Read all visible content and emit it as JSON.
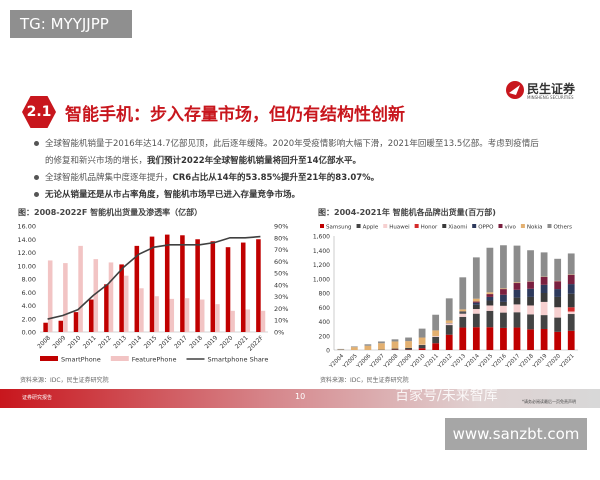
{
  "watermark_tag": "TG: MYYJJPP",
  "logo": {
    "name": "民生证券",
    "sub": "MINSHENG SECURITIES"
  },
  "section": {
    "number": "2.1",
    "title": "智能手机：步入存量市场，但仍有结构性创新"
  },
  "bullets": [
    {
      "text": "全球智能机销量于2016年达14.7亿部见顶，此后逐年缓降。2020年受疫情影响大幅下滑，2021年回暖至13.5亿部。考虑到疫情后",
      "bold": ""
    },
    {
      "text": "的修复和新兴市场的增长，",
      "bold": "我们预计2022年全球智能机销量将回升至14亿部水平。"
    },
    {
      "text": "全球智能机品牌集中度逐年提升，",
      "bold": "CR6占比从14年的53.85%提升至21年的83.07%。"
    },
    {
      "text": "",
      "bold": "无论从销量还是从市占率角度，智能机市场早已进入存量竞争市场。"
    }
  ],
  "chart_data": [
    {
      "type": "bar",
      "title": "图：2008-2022F 智能机出货量及渗透率（亿部）",
      "categories": [
        "2008",
        "2009",
        "2010",
        "2011",
        "2012",
        "2013",
        "2014",
        "2015",
        "2016",
        "2017",
        "2018",
        "2019",
        "2020",
        "2021",
        "2022F"
      ],
      "series": [
        {
          "name": "SmartPhone",
          "type": "bar",
          "axis": "left",
          "color": "#c00000",
          "values": [
            1.4,
            1.7,
            3.0,
            4.9,
            7.2,
            10.2,
            13.0,
            14.4,
            14.7,
            14.6,
            14.0,
            13.7,
            12.8,
            13.5,
            14.0
          ]
        },
        {
          "name": "FeaturePhone",
          "type": "bar",
          "axis": "left",
          "color": "#f2c4c4",
          "values": [
            10.8,
            10.4,
            13.0,
            11.0,
            10.5,
            8.5,
            6.6,
            5.4,
            5.0,
            5.1,
            4.9,
            4.2,
            3.2,
            3.4,
            3.2
          ]
        },
        {
          "name": "Smartphone Share",
          "type": "line",
          "axis": "right",
          "color": "#404040",
          "values": [
            11,
            14,
            19,
            31,
            41,
            55,
            66,
            72,
            74,
            74,
            74,
            76,
            80,
            80,
            81
          ]
        }
      ],
      "ylim": [
        0,
        16
      ],
      "yticks": [
        "0.00",
        "2.00",
        "4.00",
        "6.00",
        "8.00",
        "10.00",
        "12.00",
        "14.00",
        "16.00"
      ],
      "y2lim": [
        0,
        90
      ],
      "y2ticks": [
        "0%",
        "10%",
        "20%",
        "30%",
        "40%",
        "50%",
        "60%",
        "70%",
        "80%",
        "90%"
      ],
      "legend": "bottom",
      "grid": false,
      "source": "资料来源：IDC，民生证券研究院"
    },
    {
      "type": "bar",
      "stacked": true,
      "title": "图：2004-2021年 智能机各品牌出货量(百万部)",
      "categories": [
        "Y2004",
        "Y2005",
        "Y2006",
        "Y2007",
        "Y2008",
        "Y2009",
        "Y2010",
        "Y2011",
        "Y2012",
        "Y2013",
        "Y2014",
        "Y2015",
        "Y2016",
        "Y2017",
        "Y2018",
        "Y2019",
        "Y2020",
        "Y2021"
      ],
      "series": [
        {
          "name": "Samsung",
          "color": "#c00000",
          "values": [
            0,
            0,
            0,
            0,
            5,
            5,
            25,
            95,
            215,
            315,
            320,
            320,
            310,
            315,
            290,
            295,
            255,
            270
          ]
        },
        {
          "name": "Apple",
          "color": "#444444",
          "values": [
            0,
            0,
            0,
            5,
            15,
            25,
            45,
            90,
            135,
            150,
            190,
            230,
            215,
            215,
            210,
            195,
            200,
            235
          ]
        },
        {
          "name": "Huawei",
          "color": "#f6d0d0",
          "values": [
            0,
            0,
            0,
            0,
            0,
            0,
            5,
            10,
            25,
            45,
            65,
            75,
            95,
            110,
            125,
            185,
            145,
            35
          ]
        },
        {
          "name": "Honor",
          "color": "#d42a2a",
          "values": [
            0,
            0,
            0,
            0,
            0,
            0,
            0,
            0,
            0,
            0,
            0,
            0,
            0,
            0,
            0,
            0,
            0,
            60
          ]
        },
        {
          "name": "Xiaomi",
          "color": "#3a3a3a",
          "values": [
            0,
            0,
            0,
            0,
            0,
            0,
            0,
            0,
            5,
            20,
            60,
            70,
            55,
            95,
            120,
            125,
            145,
            190
          ]
        },
        {
          "name": "OPPO",
          "color": "#2e3a5c",
          "values": [
            0,
            0,
            0,
            0,
            0,
            0,
            0,
            0,
            0,
            10,
            30,
            50,
            100,
            110,
            115,
            115,
            110,
            135
          ]
        },
        {
          "name": "vivo",
          "color": "#7a2040",
          "values": [
            0,
            0,
            0,
            0,
            0,
            0,
            0,
            0,
            0,
            0,
            15,
            40,
            80,
            95,
            100,
            110,
            110,
            130
          ]
        },
        {
          "name": "Nokia",
          "color": "#e3b070",
          "values": [
            5,
            40,
            60,
            90,
            100,
            95,
            100,
            80,
            35,
            30,
            40,
            25,
            10,
            10,
            5,
            5,
            5,
            5
          ]
        },
        {
          "name": "Others",
          "color": "#8c8c8c",
          "values": [
            10,
            10,
            20,
            25,
            30,
            50,
            125,
            220,
            310,
            450,
            580,
            625,
            605,
            515,
            435,
            340,
            310,
            295
          ]
        }
      ],
      "ylim": [
        0,
        1600
      ],
      "yticks": [
        "0",
        "200",
        "400",
        "600",
        "800",
        "1,000",
        "1,200",
        "1,400",
        "1,600"
      ],
      "legend": "top",
      "grid": false,
      "source": "资料来源：IDC，民生证券研究院"
    }
  ],
  "footer": {
    "left": "证券研究报告",
    "page": "10",
    "watermark": "百家号/未来智库",
    "disclaimer": "*请务必阅读最后一页免责声明"
  },
  "site": "www.sanzbt.com"
}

## Problem to solve
Look over the material above and show each line where "bold" appears.

## Final answer
      "bold": ""
      "bold": "我们预计2022年全球智能机销量将回升至14亿部水平。"
      "bold": "CR6占比从14年的53.85%提升至21年的83.07%。"
      "bold": "无论从销量还是从市占率角度，智能机市场早已进入存量竞争市场。"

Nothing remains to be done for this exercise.